> **What to work on**
Leave out the pictures and copy each record below exactly.

> **Material provided**
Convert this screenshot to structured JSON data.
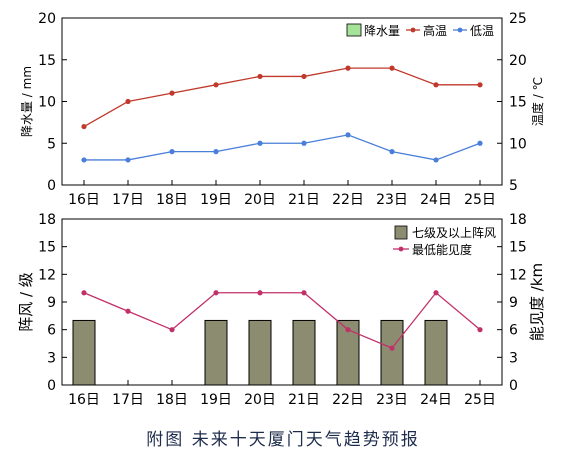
{
  "caption": "附图 未来十天厦门天气趋势预报",
  "chart_data": [
    {
      "type": "line",
      "categories": [
        "16日",
        "17日",
        "18日",
        "19日",
        "20日",
        "21日",
        "22日",
        "23日",
        "24日",
        "25日"
      ],
      "ylabel_left": "降水量 / mm",
      "ylabel_right": "温度 / ℃",
      "ylim_left": [
        0,
        20
      ],
      "yticks_left": [
        0,
        5,
        10,
        15,
        20
      ],
      "ylim_right": [
        5,
        25
      ],
      "yticks_right": [
        5,
        10,
        15,
        20,
        25
      ],
      "legend": [
        "降水量",
        "高温",
        "低温"
      ],
      "legend_position": "top-right",
      "series": [
        {
          "name": "降水量",
          "type": "bar",
          "axis": "left",
          "color": "#a6e39a",
          "values": [
            0,
            0,
            0,
            0,
            0,
            0,
            0,
            0,
            0,
            0
          ]
        },
        {
          "name": "高温",
          "type": "line",
          "axis": "right",
          "color": "#c0392b",
          "values": [
            12,
            15,
            16,
            17,
            18,
            18,
            19,
            19,
            17,
            17
          ]
        },
        {
          "name": "低温",
          "type": "line",
          "axis": "right",
          "color": "#4a7fd9",
          "values": [
            8,
            8,
            9,
            9,
            10,
            10,
            11,
            9,
            8,
            10
          ]
        }
      ]
    },
    {
      "type": "bar",
      "categories": [
        "16日",
        "17日",
        "18日",
        "19日",
        "20日",
        "21日",
        "22日",
        "23日",
        "24日",
        "25日"
      ],
      "ylabel_left": "阵风 / 级",
      "ylabel_right": "能见度 /km",
      "ylim_left": [
        0,
        18
      ],
      "yticks_left": [
        0,
        3,
        6,
        9,
        12,
        15,
        18
      ],
      "ylim_right": [
        0,
        18
      ],
      "yticks_right": [
        0,
        3,
        6,
        9,
        12,
        15,
        18
      ],
      "legend": [
        "七级及以上阵风",
        "最低能见度"
      ],
      "legend_position": "top-right",
      "series": [
        {
          "name": "七级及以上阵风",
          "type": "bar",
          "axis": "left",
          "color": "#8c8c70",
          "values": [
            7,
            0,
            0,
            7,
            7,
            7,
            7,
            7,
            7,
            0
          ]
        },
        {
          "name": "最低能见度",
          "type": "line",
          "axis": "right",
          "color": "#c2306a",
          "values": [
            10,
            8,
            6,
            10,
            10,
            10,
            6,
            4,
            10,
            6
          ]
        }
      ]
    }
  ]
}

> **Finished exercise**
Convert this screenshot to structured JSON data.
{
  "caption": "附图 未来十天厦门天气趋势预报",
  "chart_data": [
    {
      "type": "line",
      "categories": [
        "16日",
        "17日",
        "18日",
        "19日",
        "20日",
        "21日",
        "22日",
        "23日",
        "24日",
        "25日"
      ],
      "ylabel_left": "降水量 / mm",
      "ylabel_right": "温度 / ℃",
      "ylim_left": [
        0,
        20
      ],
      "yticks_left": [
        0,
        5,
        10,
        15,
        20
      ],
      "ylim_right": [
        5,
        25
      ],
      "yticks_right": [
        5,
        10,
        15,
        20,
        25
      ],
      "legend": [
        "降水量",
        "高温",
        "低温"
      ],
      "legend_position": "top-right",
      "series": [
        {
          "name": "降水量",
          "type": "bar",
          "axis": "left",
          "color": "#a6e39a",
          "values": [
            0,
            0,
            0,
            0,
            0,
            0,
            0,
            0,
            0,
            0
          ]
        },
        {
          "name": "高温",
          "type": "line",
          "axis": "right",
          "color": "#c0392b",
          "values": [
            12,
            15,
            16,
            17,
            18,
            18,
            19,
            19,
            17,
            17
          ]
        },
        {
          "name": "低温",
          "type": "line",
          "axis": "right",
          "color": "#4a7fd9",
          "values": [
            8,
            8,
            9,
            9,
            10,
            10,
            11,
            9,
            8,
            10
          ]
        }
      ]
    },
    {
      "type": "bar",
      "categories": [
        "16日",
        "17日",
        "18日",
        "19日",
        "20日",
        "21日",
        "22日",
        "23日",
        "24日",
        "25日"
      ],
      "ylabel_left": "阵风 / 级",
      "ylabel_right": "能见度 /km",
      "ylim_left": [
        0,
        18
      ],
      "yticks_left": [
        0,
        3,
        6,
        9,
        12,
        15,
        18
      ],
      "ylim_right": [
        0,
        18
      ],
      "yticks_right": [
        0,
        3,
        6,
        9,
        12,
        15,
        18
      ],
      "legend": [
        "七级及以上阵风",
        "最低能见度"
      ],
      "legend_position": "top-right",
      "series": [
        {
          "name": "七级及以上阵风",
          "type": "bar",
          "axis": "left",
          "color": "#8c8c70",
          "values": [
            7,
            0,
            0,
            7,
            7,
            7,
            7,
            7,
            7,
            0
          ]
        },
        {
          "name": "最低能见度",
          "type": "line",
          "axis": "right",
          "color": "#c2306a",
          "values": [
            10,
            8,
            6,
            10,
            10,
            10,
            6,
            4,
            10,
            6
          ]
        }
      ]
    }
  ]
}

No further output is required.